┌──

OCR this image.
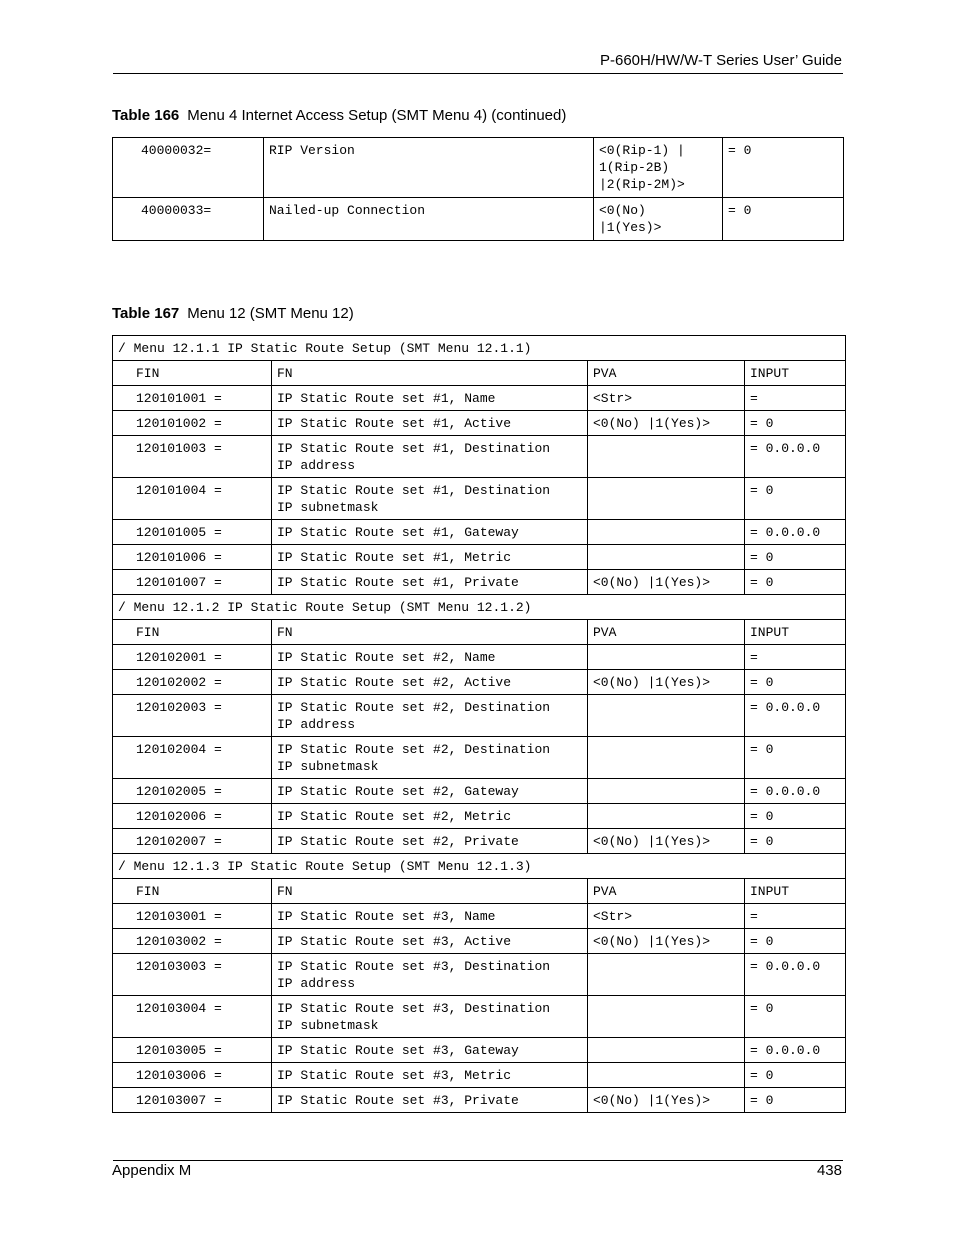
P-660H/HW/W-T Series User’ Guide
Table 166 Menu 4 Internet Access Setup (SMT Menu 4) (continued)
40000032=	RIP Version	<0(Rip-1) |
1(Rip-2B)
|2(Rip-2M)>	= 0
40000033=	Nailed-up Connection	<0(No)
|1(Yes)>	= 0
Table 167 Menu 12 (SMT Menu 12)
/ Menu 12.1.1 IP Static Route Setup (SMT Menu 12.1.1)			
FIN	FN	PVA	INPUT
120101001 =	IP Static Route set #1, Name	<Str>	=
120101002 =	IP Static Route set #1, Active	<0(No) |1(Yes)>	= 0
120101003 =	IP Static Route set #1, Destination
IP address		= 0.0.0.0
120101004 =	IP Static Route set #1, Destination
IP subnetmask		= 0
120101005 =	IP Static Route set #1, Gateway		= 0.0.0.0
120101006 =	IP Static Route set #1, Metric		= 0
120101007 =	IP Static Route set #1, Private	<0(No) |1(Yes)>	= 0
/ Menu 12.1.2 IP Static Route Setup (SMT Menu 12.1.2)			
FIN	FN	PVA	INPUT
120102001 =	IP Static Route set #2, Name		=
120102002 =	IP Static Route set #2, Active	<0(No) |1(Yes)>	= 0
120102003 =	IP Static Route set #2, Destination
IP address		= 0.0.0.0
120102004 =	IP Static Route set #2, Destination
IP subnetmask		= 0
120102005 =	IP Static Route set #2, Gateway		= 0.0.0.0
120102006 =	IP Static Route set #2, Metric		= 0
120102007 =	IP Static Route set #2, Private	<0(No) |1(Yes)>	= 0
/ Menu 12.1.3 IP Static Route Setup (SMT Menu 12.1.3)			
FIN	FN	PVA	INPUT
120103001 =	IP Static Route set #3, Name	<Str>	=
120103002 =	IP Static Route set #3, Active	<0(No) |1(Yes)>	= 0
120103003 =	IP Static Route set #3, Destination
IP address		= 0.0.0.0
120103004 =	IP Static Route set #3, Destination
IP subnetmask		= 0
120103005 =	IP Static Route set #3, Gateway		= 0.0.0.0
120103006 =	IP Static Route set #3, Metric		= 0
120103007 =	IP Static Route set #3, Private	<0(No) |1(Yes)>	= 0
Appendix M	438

└──

All lines that include "Setup" are to be gathered and copied.

THE RESPONSE:
Table 166 Menu 4 Internet Access Setup (SMT Menu 4) (continued)
/ Menu 12.1.1 IP Static Route Setup (SMT Menu 12.1.1)			
/ Menu 12.1.2 IP Static Route Setup (SMT Menu 12.1.2)			
/ Menu 12.1.3 IP Static Route Setup (SMT Menu 12.1.3)			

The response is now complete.